_Task brief_
Tally every line of the listing below that holds "with", then give the tally alone.

_Working data_
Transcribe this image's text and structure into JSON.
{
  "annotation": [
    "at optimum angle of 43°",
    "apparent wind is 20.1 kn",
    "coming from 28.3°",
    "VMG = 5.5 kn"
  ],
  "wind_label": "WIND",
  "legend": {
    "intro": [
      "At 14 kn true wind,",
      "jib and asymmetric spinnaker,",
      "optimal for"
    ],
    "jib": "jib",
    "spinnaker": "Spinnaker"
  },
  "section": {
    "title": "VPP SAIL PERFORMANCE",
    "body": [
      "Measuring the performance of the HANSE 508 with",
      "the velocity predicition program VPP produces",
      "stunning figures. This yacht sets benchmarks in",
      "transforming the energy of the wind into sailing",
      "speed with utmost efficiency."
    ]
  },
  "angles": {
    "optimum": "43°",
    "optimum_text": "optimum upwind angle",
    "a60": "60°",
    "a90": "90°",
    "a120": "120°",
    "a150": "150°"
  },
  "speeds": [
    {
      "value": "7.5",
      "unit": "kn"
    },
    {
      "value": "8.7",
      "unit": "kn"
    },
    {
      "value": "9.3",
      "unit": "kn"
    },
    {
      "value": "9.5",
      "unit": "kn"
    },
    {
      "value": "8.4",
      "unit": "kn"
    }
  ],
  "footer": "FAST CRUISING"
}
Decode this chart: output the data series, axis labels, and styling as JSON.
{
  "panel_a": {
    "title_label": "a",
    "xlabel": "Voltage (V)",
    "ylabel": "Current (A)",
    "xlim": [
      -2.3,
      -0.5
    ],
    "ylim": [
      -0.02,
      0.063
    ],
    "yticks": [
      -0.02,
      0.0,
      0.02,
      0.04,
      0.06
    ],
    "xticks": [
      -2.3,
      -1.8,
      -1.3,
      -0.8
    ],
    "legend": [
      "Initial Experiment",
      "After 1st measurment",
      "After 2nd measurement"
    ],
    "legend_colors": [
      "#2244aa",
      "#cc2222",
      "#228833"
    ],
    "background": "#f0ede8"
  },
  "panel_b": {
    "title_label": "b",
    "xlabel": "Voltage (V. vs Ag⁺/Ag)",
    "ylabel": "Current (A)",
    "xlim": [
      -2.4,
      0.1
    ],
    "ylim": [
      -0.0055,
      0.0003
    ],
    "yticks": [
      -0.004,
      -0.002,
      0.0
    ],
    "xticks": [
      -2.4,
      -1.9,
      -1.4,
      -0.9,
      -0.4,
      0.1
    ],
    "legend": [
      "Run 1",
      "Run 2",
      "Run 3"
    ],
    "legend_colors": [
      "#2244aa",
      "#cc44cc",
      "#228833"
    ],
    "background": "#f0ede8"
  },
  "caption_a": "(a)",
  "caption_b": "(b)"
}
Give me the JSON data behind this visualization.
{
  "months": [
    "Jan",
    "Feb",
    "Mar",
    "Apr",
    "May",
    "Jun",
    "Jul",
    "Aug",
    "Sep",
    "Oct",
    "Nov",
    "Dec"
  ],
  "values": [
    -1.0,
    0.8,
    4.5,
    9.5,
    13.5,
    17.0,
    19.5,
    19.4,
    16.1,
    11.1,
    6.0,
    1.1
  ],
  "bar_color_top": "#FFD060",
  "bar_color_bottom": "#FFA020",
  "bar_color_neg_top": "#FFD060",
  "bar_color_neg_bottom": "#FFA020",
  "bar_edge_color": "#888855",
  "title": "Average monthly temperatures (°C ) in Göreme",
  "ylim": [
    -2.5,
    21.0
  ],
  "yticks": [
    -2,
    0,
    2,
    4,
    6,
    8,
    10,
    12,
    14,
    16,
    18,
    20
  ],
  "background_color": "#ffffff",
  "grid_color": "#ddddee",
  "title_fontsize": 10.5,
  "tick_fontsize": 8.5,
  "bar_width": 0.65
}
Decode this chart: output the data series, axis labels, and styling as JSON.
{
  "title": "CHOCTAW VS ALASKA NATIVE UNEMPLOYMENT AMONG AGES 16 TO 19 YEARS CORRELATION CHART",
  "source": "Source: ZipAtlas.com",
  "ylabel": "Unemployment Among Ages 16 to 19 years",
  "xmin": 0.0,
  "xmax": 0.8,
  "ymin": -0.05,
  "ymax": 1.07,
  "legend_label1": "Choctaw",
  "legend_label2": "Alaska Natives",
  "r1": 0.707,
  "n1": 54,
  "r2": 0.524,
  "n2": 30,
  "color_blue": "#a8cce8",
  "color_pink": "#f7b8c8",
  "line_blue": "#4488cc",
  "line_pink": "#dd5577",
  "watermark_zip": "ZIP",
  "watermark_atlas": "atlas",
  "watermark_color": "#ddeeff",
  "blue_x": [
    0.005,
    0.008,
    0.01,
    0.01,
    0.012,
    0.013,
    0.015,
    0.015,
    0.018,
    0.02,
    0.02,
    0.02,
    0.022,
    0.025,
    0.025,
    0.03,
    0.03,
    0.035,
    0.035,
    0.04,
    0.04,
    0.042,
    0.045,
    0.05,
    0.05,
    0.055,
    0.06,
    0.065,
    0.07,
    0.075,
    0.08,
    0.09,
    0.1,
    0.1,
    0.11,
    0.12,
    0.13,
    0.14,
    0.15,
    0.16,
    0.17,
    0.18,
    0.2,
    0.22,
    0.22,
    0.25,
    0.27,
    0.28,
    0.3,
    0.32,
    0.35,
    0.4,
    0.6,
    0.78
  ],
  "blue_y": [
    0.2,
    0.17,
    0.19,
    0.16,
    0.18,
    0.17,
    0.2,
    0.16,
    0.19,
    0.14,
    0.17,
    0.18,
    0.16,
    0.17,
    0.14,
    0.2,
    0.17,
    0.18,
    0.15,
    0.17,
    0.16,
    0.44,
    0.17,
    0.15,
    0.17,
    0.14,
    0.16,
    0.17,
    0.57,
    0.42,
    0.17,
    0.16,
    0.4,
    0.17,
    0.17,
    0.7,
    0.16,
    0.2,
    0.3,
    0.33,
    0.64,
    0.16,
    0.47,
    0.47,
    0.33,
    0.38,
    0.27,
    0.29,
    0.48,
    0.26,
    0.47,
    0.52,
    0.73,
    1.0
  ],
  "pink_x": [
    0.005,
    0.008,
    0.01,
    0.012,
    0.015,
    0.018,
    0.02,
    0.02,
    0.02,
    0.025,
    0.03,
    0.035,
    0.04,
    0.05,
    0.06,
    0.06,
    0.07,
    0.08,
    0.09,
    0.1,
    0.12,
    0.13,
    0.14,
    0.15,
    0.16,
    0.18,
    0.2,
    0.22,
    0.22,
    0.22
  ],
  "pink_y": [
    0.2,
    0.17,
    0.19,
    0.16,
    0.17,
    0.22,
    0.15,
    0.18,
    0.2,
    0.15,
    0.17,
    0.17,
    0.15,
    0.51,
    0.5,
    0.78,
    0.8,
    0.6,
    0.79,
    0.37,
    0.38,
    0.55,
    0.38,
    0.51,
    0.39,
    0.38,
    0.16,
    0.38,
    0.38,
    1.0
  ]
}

_Result for this exercise_
2